- _DIRECTIONS FOR THIS TASK_
Quote all lines below exactly. Images stay out.

- _PROVIDED RECORDS_
++++

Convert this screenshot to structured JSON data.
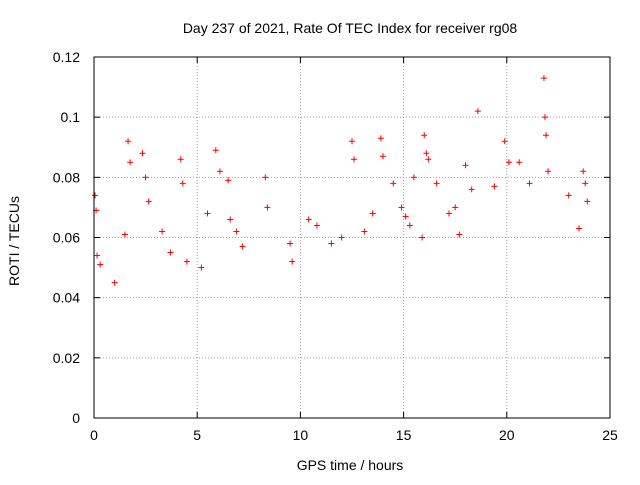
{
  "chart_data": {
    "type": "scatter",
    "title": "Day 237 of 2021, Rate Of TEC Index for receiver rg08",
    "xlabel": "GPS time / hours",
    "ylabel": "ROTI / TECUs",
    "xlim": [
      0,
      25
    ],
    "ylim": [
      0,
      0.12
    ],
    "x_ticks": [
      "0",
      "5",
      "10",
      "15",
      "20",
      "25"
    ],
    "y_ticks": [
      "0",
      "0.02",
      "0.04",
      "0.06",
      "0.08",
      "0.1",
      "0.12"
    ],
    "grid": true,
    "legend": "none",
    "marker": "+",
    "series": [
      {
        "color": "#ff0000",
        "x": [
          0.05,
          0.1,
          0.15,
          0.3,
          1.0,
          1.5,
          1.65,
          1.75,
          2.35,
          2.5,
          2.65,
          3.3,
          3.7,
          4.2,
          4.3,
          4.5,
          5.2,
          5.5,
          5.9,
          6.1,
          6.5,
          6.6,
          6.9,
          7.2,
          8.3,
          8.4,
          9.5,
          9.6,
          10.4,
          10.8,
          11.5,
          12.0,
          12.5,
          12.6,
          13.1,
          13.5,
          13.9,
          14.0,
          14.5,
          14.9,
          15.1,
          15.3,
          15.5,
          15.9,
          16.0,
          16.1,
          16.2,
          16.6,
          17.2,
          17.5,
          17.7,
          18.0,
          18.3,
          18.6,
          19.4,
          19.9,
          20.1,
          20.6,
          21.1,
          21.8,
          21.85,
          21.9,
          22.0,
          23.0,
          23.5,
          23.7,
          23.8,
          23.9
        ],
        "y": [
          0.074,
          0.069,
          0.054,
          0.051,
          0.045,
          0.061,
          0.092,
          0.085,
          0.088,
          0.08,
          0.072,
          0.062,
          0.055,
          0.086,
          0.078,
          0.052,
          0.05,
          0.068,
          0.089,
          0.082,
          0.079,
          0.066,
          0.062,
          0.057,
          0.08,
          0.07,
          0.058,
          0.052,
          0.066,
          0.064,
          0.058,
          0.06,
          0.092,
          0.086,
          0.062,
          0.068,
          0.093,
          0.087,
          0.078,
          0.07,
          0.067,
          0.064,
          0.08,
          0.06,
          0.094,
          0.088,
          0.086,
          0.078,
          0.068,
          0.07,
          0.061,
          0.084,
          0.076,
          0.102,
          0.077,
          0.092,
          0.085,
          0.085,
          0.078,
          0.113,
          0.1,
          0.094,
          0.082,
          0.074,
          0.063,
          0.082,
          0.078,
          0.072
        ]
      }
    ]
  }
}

++++

- _RESULT OF THIS EXERCISE_
Convert this screenshot to structured JSON data.
{
  "chart_data": {
    "type": "scatter",
    "title": "Day 237 of 2021, Rate Of TEC Index for receiver rg08",
    "xlabel": "GPS time / hours",
    "ylabel": "ROTI / TECUs",
    "xlim": [
      0,
      25
    ],
    "ylim": [
      0,
      0.12
    ],
    "x_ticks": [
      "0",
      "5",
      "10",
      "15",
      "20",
      "25"
    ],
    "y_ticks": [
      "0",
      "0.02",
      "0.04",
      "0.06",
      "0.08",
      "0.1",
      "0.12"
    ],
    "grid": true,
    "legend": "none",
    "marker": "+",
    "series": [
      {
        "color": "#ff0000",
        "x": [
          0.05,
          0.1,
          0.15,
          0.3,
          1.0,
          1.5,
          1.65,
          1.75,
          2.35,
          2.5,
          2.65,
          3.3,
          3.7,
          4.2,
          4.3,
          4.5,
          5.2,
          5.5,
          5.9,
          6.1,
          6.5,
          6.6,
          6.9,
          7.2,
          8.3,
          8.4,
          9.5,
          9.6,
          10.4,
          10.8,
          11.5,
          12.0,
          12.5,
          12.6,
          13.1,
          13.5,
          13.9,
          14.0,
          14.5,
          14.9,
          15.1,
          15.3,
          15.5,
          15.9,
          16.0,
          16.1,
          16.2,
          16.6,
          17.2,
          17.5,
          17.7,
          18.0,
          18.3,
          18.6,
          19.4,
          19.9,
          20.1,
          20.6,
          21.1,
          21.8,
          21.85,
          21.9,
          22.0,
          23.0,
          23.5,
          23.7,
          23.8,
          23.9
        ],
        "y": [
          0.074,
          0.069,
          0.054,
          0.051,
          0.045,
          0.061,
          0.092,
          0.085,
          0.088,
          0.08,
          0.072,
          0.062,
          0.055,
          0.086,
          0.078,
          0.052,
          0.05,
          0.068,
          0.089,
          0.082,
          0.079,
          0.066,
          0.062,
          0.057,
          0.08,
          0.07,
          0.058,
          0.052,
          0.066,
          0.064,
          0.058,
          0.06,
          0.092,
          0.086,
          0.062,
          0.068,
          0.093,
          0.087,
          0.078,
          0.07,
          0.067,
          0.064,
          0.08,
          0.06,
          0.094,
          0.088,
          0.086,
          0.078,
          0.068,
          0.07,
          0.061,
          0.084,
          0.076,
          0.102,
          0.077,
          0.092,
          0.085,
          0.085,
          0.078,
          0.113,
          0.1,
          0.094,
          0.082,
          0.074,
          0.063,
          0.082,
          0.078,
          0.072
        ]
      }
    ]
  }
}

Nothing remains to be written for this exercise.